→ **Part of a data file**
Begin
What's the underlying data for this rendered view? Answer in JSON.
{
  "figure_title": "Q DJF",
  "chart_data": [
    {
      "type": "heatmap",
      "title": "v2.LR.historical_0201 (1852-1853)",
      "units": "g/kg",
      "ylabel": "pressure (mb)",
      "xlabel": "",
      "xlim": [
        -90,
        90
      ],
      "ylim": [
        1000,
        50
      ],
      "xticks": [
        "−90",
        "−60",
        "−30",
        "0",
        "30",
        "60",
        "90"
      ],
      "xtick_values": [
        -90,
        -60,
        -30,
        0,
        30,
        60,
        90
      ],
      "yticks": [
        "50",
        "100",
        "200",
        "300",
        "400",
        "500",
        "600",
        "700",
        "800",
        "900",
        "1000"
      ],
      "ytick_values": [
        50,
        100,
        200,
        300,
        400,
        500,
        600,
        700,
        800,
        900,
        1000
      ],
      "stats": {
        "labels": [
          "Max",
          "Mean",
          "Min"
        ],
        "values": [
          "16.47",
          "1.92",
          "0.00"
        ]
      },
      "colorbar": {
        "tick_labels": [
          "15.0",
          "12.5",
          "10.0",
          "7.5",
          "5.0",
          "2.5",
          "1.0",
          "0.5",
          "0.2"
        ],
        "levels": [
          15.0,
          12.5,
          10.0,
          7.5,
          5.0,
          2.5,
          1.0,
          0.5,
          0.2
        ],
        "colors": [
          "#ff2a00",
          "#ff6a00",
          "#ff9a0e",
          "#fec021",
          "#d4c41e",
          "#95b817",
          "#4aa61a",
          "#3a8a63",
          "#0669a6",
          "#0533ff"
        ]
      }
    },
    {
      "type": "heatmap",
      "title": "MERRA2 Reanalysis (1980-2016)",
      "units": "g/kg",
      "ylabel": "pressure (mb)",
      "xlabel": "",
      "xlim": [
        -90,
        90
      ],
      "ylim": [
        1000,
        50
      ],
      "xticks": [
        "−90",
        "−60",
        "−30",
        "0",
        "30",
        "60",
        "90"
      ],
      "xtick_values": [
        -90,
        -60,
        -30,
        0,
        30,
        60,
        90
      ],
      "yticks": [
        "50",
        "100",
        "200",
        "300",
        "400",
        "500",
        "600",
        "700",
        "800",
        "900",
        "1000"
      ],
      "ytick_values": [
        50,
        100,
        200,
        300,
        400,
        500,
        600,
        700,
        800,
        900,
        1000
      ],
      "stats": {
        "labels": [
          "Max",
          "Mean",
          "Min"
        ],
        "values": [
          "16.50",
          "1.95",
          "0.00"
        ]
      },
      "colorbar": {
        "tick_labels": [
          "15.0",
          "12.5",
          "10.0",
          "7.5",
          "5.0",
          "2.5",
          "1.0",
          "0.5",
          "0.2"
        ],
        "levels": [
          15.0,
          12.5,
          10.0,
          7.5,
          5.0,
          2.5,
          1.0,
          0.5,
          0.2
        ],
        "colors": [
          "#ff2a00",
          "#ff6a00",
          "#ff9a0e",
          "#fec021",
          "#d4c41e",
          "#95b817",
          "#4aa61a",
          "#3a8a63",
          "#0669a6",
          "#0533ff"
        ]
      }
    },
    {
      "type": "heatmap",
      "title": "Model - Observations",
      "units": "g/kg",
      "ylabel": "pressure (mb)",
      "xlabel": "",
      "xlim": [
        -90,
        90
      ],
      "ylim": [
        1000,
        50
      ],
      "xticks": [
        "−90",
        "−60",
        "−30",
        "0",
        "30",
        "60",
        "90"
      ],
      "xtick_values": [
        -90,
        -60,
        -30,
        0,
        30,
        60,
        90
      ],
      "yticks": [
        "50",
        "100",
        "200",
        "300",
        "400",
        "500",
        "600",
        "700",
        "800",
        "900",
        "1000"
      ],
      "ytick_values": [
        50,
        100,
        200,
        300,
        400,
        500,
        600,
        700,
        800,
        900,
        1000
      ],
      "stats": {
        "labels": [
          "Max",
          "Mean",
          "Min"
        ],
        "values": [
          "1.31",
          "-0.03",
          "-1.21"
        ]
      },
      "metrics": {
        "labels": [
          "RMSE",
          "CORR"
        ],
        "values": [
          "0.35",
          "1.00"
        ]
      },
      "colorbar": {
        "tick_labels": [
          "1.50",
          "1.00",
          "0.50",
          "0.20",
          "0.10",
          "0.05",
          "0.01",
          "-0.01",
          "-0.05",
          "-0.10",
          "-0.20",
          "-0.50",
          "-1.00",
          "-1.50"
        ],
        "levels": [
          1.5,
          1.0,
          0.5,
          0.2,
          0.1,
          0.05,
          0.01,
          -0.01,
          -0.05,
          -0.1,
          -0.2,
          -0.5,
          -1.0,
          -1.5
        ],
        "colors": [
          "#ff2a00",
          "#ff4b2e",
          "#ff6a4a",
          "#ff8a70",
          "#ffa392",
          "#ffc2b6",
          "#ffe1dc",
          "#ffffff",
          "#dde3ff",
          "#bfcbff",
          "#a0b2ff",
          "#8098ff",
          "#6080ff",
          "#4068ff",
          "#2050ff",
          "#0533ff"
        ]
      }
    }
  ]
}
End
→ **EXERCISE AIM**
Print all of the entries exactly as they are written.

→ **WORKED SOLUTION**
What's the underlying data for this rendered view? Answer in JSON.
{
  "figure_title": "Q DJF",
  "chart_data": [
    {
      "type": "heatmap",
      "title": "v2.LR.historical_0201 (1852-1853)",
      "units": "g/kg",
      "ylabel": "pressure (mb)",
      "xlabel": "",
      "xlim": [
        -90,
        90
      ],
      "ylim": [
        1000,
        50
      ],
      "xticks": [
        "−90",
        "−60",
        "−30",
        "0",
        "30",
        "60",
        "90"
      ],
      "xtick_values": [
        -90,
        -60,
        -30,
        0,
        30,
        60,
        90
      ],
      "yticks": [
        "50",
        "100",
        "200",
        "300",
        "400",
        "500",
        "600",
        "700",
        "800",
        "900",
        "1000"
      ],
      "ytick_values": [
        50,
        100,
        200,
        300,
        400,
        500,
        600,
        700,
        800,
        900,
        1000
      ],
      "stats": {
        "labels": [
          "Max",
          "Mean",
          "Min"
        ],
        "values": [
          "16.47",
          "1.92",
          "0.00"
        ]
      },
      "colorbar": {
        "tick_labels": [
          "15.0",
          "12.5",
          "10.0",
          "7.5",
          "5.0",
          "2.5",
          "1.0",
          "0.5",
          "0.2"
        ],
        "levels": [
          15.0,
          12.5,
          10.0,
          7.5,
          5.0,
          2.5,
          1.0,
          0.5,
          0.2
        ],
        "colors": [
          "#ff2a00",
          "#ff6a00",
          "#ff9a0e",
          "#fec021",
          "#d4c41e",
          "#95b817",
          "#4aa61a",
          "#3a8a63",
          "#0669a6",
          "#0533ff"
        ]
      }
    },
    {
      "type": "heatmap",
      "title": "MERRA2 Reanalysis (1980-2016)",
      "units": "g/kg",
      "ylabel": "pressure (mb)",
      "xlabel": "",
      "xlim": [
        -90,
        90
      ],
      "ylim": [
        1000,
        50
      ],
      "xticks": [
        "−90",
        "−60",
        "−30",
        "0",
        "30",
        "60",
        "90"
      ],
      "xtick_values": [
        -90,
        -60,
        -30,
        0,
        30,
        60,
        90
      ],
      "yticks": [
        "50",
        "100",
        "200",
        "300",
        "400",
        "500",
        "600",
        "700",
        "800",
        "900",
        "1000"
      ],
      "ytick_values": [
        50,
        100,
        200,
        300,
        400,
        500,
        600,
        700,
        800,
        900,
        1000
      ],
      "stats": {
        "labels": [
          "Max",
          "Mean",
          "Min"
        ],
        "values": [
          "16.50",
          "1.95",
          "0.00"
        ]
      },
      "colorbar": {
        "tick_labels": [
          "15.0",
          "12.5",
          "10.0",
          "7.5",
          "5.0",
          "2.5",
          "1.0",
          "0.5",
          "0.2"
        ],
        "levels": [
          15.0,
          12.5,
          10.0,
          7.5,
          5.0,
          2.5,
          1.0,
          0.5,
          0.2
        ],
        "colors": [
          "#ff2a00",
          "#ff6a00",
          "#ff9a0e",
          "#fec021",
          "#d4c41e",
          "#95b817",
          "#4aa61a",
          "#3a8a63",
          "#0669a6",
          "#0533ff"
        ]
      }
    },
    {
      "type": "heatmap",
      "title": "Model - Observations",
      "units": "g/kg",
      "ylabel": "pressure (mb)",
      "xlabel": "",
      "xlim": [
        -90,
        90
      ],
      "ylim": [
        1000,
        50
      ],
      "xticks": [
        "−90",
        "−60",
        "−30",
        "0",
        "30",
        "60",
        "90"
      ],
      "xtick_values": [
        -90,
        -60,
        -30,
        0,
        30,
        60,
        90
      ],
      "yticks": [
        "50",
        "100",
        "200",
        "300",
        "400",
        "500",
        "600",
        "700",
        "800",
        "900",
        "1000"
      ],
      "ytick_values": [
        50,
        100,
        200,
        300,
        400,
        500,
        600,
        700,
        800,
        900,
        1000
      ],
      "stats": {
        "labels": [
          "Max",
          "Mean",
          "Min"
        ],
        "values": [
          "1.31",
          "-0.03",
          "-1.21"
        ]
      },
      "metrics": {
        "labels": [
          "RMSE",
          "CORR"
        ],
        "values": [
          "0.35",
          "1.00"
        ]
      },
      "colorbar": {
        "tick_labels": [
          "1.50",
          "1.00",
          "0.50",
          "0.20",
          "0.10",
          "0.05",
          "0.01",
          "-0.01",
          "-0.05",
          "-0.10",
          "-0.20",
          "-0.50",
          "-1.00",
          "-1.50"
        ],
        "levels": [
          1.5,
          1.0,
          0.5,
          0.2,
          0.1,
          0.05,
          0.01,
          -0.01,
          -0.05,
          -0.1,
          -0.2,
          -0.5,
          -1.0,
          -1.5
        ],
        "colors": [
          "#ff2a00",
          "#ff4b2e",
          "#ff6a4a",
          "#ff8a70",
          "#ffa392",
          "#ffc2b6",
          "#ffe1dc",
          "#ffffff",
          "#dde3ff",
          "#bfcbff",
          "#a0b2ff",
          "#8098ff",
          "#6080ff",
          "#4068ff",
          "#2050ff",
          "#0533ff"
        ]
      }
    }
  ]
}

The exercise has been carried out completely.